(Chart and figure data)
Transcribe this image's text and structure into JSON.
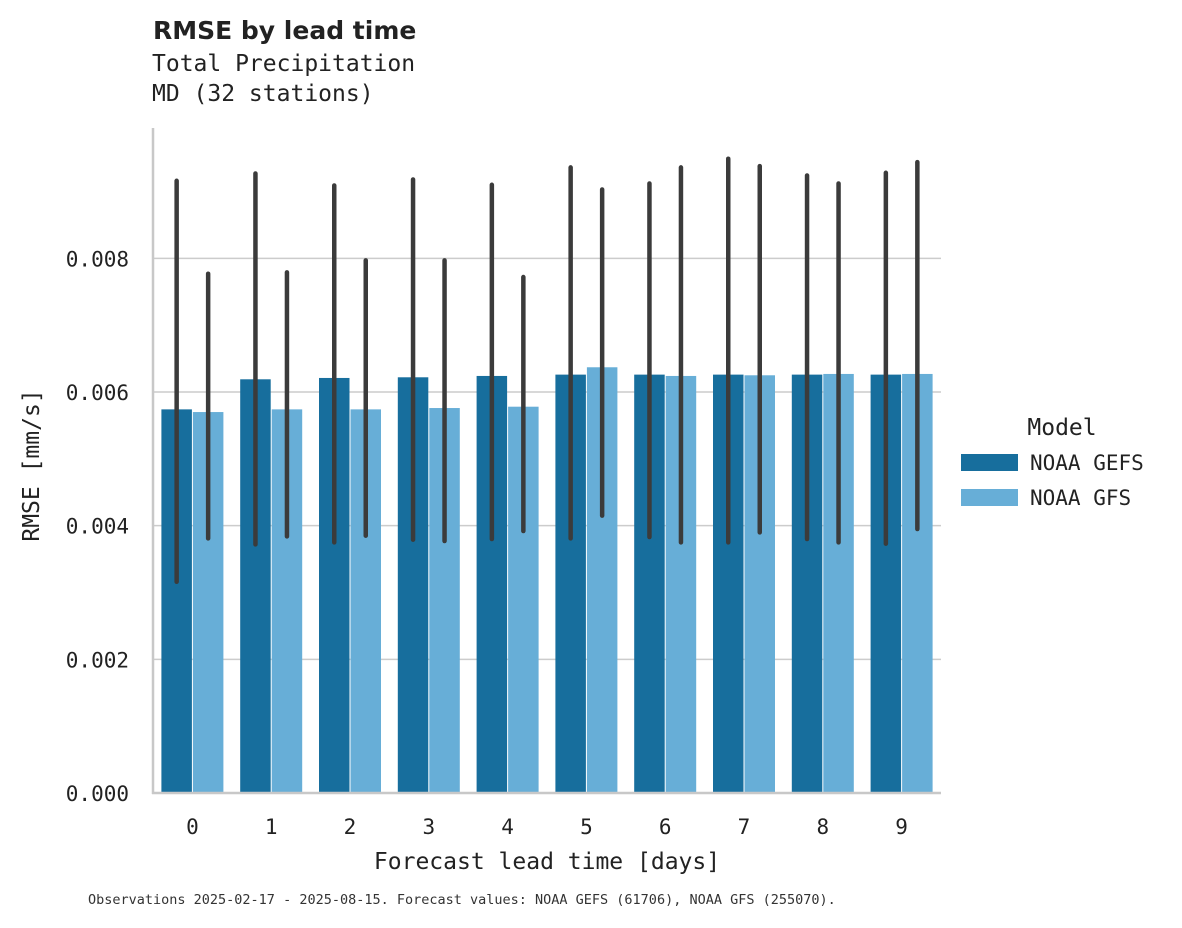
{
  "title": "RMSE by lead time",
  "subtitle_lines": [
    "Total Precipitation",
    "MD (32 stations)"
  ],
  "footnote": "Observations 2025-02-17 - 2025-08-15. Forecast values: NOAA GEFS (61706), NOAA GFS (255070).",
  "colors": {
    "NOAA GEFS": "#176e9d",
    "NOAA GFS": "#67aed7",
    "error_bar": "#3b3b3b",
    "grid": "#cccccc",
    "axis": "#c8c8c8"
  },
  "chart_data": {
    "type": "bar",
    "xlabel": "Forecast lead time [days]",
    "ylabel": "RMSE [mm/s]",
    "categories": [
      "0",
      "1",
      "2",
      "3",
      "4",
      "5",
      "6",
      "7",
      "8",
      "9"
    ],
    "ylim": [
      0,
      0.00995
    ],
    "yticks": [
      "0.000",
      "0.002",
      "0.004",
      "0.006",
      "0.008"
    ],
    "ytick_values": [
      0,
      0.002,
      0.004,
      0.006,
      0.008
    ],
    "grid": "horizontal",
    "legend": {
      "title": "Model",
      "placement": "center-right outside"
    },
    "series": [
      {
        "name": "NOAA GEFS",
        "values": [
          0.00574,
          0.00619,
          0.00621,
          0.00622,
          0.00624,
          0.00626,
          0.00626,
          0.00626,
          0.00626,
          0.00626
        ],
        "err_low": [
          0.00316,
          0.00372,
          0.00375,
          0.00379,
          0.0038,
          0.00381,
          0.00383,
          0.00375,
          0.0038,
          0.00373
        ],
        "err_high": [
          0.00916,
          0.00927,
          0.00909,
          0.00918,
          0.0091,
          0.00936,
          0.00912,
          0.00949,
          0.00924,
          0.00928
        ]
      },
      {
        "name": "NOAA GFS",
        "values": [
          0.0057,
          0.00574,
          0.00574,
          0.00576,
          0.00578,
          0.00637,
          0.00624,
          0.00625,
          0.00627,
          0.00627
        ],
        "err_low": [
          0.00381,
          0.00384,
          0.00385,
          0.00377,
          0.00392,
          0.00415,
          0.00375,
          0.0039,
          0.00375,
          0.00395
        ],
        "err_high": [
          0.00777,
          0.00779,
          0.00797,
          0.00797,
          0.00772,
          0.00903,
          0.00936,
          0.00938,
          0.00912,
          0.00944
        ]
      }
    ]
  }
}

■ **PROBLEM DETAILS**
In the records above, find the lines containing "time" and copy them.

■ **CORRECT RESULT**
  "title": "RMSE by lead time",
    "xlabel": "Forecast lead time [days]",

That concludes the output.